- **SHORT PROBLEM**:
Identify the lines that include the word "江西省红十字基金会转赠", then copy all of them.

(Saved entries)
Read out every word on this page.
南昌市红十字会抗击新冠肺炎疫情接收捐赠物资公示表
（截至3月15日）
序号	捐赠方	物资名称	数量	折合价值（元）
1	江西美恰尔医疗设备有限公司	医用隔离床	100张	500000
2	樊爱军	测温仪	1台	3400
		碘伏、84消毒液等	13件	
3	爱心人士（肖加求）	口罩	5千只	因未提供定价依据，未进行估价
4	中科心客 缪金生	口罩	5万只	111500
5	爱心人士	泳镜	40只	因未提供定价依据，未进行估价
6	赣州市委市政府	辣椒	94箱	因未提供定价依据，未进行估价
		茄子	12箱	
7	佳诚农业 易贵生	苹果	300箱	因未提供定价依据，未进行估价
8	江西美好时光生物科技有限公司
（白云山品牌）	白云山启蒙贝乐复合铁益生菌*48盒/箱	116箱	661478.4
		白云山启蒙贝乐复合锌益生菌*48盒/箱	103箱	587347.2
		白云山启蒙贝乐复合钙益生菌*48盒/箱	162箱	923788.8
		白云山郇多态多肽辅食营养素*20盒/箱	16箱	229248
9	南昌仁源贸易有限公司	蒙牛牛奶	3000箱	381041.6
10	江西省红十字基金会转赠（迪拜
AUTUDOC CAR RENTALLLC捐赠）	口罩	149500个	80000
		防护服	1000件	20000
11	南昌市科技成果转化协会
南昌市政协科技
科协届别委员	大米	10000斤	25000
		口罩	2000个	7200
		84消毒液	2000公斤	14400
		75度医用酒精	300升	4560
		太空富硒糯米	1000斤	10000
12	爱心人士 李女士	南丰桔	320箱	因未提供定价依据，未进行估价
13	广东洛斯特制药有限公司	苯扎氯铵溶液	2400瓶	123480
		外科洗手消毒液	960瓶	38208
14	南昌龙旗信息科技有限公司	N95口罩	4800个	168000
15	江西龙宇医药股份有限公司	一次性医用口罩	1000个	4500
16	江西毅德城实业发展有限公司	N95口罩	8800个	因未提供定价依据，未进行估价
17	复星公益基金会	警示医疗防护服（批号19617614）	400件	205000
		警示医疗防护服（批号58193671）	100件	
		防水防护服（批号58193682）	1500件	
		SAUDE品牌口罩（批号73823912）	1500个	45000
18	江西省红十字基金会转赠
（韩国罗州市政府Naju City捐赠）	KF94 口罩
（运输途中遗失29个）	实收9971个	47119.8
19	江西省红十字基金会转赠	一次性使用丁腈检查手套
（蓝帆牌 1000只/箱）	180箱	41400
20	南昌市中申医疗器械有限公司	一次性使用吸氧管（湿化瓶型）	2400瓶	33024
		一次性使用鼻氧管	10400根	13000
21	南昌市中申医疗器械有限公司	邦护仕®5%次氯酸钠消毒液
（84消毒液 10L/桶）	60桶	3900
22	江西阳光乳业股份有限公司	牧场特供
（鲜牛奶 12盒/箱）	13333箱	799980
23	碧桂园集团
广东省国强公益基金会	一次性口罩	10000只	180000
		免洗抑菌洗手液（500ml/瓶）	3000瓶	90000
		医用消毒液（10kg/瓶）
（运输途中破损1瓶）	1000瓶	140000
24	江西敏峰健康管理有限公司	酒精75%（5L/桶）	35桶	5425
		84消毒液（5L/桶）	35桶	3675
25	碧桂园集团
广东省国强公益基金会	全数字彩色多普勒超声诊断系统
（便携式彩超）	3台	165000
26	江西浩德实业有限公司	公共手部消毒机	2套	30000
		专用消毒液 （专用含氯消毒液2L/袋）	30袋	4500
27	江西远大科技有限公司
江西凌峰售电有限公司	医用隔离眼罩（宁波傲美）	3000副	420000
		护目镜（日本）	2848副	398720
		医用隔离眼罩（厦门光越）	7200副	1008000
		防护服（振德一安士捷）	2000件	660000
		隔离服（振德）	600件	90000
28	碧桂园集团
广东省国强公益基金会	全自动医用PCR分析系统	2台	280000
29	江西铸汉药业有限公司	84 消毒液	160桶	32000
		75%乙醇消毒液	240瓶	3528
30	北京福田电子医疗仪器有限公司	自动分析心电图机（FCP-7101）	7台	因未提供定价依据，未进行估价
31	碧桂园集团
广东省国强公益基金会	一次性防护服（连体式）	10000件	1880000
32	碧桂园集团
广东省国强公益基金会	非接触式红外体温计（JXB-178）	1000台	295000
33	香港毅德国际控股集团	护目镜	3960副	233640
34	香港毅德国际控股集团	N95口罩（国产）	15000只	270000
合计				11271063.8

- **RESULT OF THIS EXERCISE**:
10	江西省红十字基金会转赠（迪拜
18	江西省红十字基金会转赠
19	江西省红十字基金会转赠	一次性使用丁腈检查手套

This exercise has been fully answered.